What is needed: Gather every line that includes the word "crudo", please.

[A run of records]

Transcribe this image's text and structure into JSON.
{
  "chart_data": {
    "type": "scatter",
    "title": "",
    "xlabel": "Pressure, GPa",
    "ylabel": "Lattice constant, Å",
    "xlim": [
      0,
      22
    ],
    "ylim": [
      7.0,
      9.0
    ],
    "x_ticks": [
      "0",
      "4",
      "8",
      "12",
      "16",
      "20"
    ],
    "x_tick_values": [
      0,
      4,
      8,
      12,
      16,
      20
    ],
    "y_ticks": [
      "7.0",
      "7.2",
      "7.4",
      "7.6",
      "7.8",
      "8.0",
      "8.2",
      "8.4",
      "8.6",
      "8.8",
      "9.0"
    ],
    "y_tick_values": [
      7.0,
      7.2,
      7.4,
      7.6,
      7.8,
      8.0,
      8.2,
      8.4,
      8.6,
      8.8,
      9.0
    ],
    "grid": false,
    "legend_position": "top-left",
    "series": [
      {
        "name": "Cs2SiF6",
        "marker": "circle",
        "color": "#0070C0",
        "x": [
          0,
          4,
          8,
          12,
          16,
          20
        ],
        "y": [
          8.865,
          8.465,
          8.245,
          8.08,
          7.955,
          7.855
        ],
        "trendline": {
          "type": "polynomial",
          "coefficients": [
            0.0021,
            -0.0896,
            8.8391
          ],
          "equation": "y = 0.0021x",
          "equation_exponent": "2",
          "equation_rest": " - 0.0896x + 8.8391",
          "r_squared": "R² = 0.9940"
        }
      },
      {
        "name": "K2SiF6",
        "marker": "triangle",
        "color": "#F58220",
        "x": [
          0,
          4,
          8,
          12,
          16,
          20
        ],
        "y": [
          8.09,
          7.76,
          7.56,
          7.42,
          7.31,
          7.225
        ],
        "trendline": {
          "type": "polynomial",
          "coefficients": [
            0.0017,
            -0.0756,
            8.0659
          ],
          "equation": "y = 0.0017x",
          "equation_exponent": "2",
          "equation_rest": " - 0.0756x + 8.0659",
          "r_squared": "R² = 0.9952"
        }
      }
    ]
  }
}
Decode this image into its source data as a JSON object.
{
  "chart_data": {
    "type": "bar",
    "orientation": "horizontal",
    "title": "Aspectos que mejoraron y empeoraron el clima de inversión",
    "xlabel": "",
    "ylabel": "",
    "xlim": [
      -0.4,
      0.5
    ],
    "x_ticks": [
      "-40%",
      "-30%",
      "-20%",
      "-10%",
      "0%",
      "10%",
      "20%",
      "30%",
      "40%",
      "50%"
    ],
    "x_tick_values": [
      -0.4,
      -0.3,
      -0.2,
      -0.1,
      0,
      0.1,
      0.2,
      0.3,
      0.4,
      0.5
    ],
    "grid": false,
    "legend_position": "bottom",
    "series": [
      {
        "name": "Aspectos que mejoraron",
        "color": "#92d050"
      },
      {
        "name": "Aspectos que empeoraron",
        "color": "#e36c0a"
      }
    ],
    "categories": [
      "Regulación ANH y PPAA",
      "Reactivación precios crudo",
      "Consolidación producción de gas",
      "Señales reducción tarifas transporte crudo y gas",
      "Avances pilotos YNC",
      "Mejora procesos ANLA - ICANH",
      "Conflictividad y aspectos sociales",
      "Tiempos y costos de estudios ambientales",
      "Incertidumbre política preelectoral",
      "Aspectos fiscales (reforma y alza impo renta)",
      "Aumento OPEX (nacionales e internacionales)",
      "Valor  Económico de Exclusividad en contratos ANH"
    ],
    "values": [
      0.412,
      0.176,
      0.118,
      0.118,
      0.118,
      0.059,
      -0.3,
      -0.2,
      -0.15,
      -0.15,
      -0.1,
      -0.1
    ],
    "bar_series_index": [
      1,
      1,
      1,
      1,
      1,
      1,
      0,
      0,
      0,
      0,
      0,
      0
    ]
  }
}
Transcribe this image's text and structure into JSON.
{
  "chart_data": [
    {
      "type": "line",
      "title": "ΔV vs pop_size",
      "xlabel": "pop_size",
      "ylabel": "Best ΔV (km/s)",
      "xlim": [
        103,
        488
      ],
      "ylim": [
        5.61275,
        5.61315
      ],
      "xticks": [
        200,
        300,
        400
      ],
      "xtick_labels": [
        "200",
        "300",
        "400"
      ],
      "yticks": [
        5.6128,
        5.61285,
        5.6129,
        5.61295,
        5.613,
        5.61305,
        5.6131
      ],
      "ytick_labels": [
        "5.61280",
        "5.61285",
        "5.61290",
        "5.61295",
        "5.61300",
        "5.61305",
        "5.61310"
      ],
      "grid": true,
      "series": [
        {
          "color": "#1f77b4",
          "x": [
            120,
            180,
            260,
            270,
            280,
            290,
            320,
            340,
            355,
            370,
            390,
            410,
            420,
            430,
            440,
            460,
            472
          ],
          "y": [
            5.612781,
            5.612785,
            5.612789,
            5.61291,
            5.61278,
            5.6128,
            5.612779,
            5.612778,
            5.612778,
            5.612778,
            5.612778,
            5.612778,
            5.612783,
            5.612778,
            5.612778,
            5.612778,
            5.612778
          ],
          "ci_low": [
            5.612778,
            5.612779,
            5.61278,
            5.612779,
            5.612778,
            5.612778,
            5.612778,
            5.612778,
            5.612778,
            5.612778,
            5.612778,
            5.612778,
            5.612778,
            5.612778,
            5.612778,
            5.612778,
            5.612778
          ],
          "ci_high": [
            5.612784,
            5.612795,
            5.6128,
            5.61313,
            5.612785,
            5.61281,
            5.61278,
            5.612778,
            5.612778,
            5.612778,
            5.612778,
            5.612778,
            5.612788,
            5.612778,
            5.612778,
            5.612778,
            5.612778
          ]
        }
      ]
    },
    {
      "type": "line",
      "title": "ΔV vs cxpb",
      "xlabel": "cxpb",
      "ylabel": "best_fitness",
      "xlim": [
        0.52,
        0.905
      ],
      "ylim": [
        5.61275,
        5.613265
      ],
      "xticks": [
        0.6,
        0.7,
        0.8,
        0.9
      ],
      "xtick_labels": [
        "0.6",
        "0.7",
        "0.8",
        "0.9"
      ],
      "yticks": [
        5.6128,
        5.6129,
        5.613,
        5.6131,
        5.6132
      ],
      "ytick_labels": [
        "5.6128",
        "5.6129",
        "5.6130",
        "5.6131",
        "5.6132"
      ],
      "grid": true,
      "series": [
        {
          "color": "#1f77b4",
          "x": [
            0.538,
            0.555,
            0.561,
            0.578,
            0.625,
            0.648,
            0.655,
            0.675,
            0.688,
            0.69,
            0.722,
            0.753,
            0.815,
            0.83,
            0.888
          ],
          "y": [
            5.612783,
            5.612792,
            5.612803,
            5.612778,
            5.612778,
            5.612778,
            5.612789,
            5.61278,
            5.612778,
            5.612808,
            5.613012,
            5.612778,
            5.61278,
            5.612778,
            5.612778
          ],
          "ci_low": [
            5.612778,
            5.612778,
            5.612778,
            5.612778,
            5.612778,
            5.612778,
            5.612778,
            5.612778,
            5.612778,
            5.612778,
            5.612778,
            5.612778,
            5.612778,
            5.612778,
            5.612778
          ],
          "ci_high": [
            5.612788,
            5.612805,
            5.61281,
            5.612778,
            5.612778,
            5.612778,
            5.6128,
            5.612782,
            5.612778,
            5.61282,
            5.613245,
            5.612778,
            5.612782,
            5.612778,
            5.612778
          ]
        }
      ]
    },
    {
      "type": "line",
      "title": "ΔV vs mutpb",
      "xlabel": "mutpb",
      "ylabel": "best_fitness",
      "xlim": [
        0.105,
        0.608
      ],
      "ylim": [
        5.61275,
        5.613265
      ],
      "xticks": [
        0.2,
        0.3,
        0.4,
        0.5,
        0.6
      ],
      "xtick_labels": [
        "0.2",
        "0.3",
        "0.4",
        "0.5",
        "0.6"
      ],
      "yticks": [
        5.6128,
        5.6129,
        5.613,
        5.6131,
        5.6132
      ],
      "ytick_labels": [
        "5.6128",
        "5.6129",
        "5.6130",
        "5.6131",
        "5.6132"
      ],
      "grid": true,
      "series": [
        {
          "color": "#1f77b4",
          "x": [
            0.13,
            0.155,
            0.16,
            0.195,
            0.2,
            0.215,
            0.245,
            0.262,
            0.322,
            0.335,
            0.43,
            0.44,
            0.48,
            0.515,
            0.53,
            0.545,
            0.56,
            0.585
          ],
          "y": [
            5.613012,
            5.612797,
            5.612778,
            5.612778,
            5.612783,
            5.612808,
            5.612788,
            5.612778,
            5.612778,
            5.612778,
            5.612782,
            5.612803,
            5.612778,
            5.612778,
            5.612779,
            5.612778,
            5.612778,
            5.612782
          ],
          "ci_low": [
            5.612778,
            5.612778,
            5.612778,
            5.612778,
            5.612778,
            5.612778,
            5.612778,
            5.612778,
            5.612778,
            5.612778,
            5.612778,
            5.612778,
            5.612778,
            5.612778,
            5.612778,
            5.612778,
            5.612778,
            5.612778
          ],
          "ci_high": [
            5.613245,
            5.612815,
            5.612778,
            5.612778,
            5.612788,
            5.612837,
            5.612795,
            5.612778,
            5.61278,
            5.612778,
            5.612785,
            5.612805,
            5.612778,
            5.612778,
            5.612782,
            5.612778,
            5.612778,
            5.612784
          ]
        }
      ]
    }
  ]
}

The output:
      "Reactivación precios crudo",
      "Señales reducción tarifas transporte crudo y gas",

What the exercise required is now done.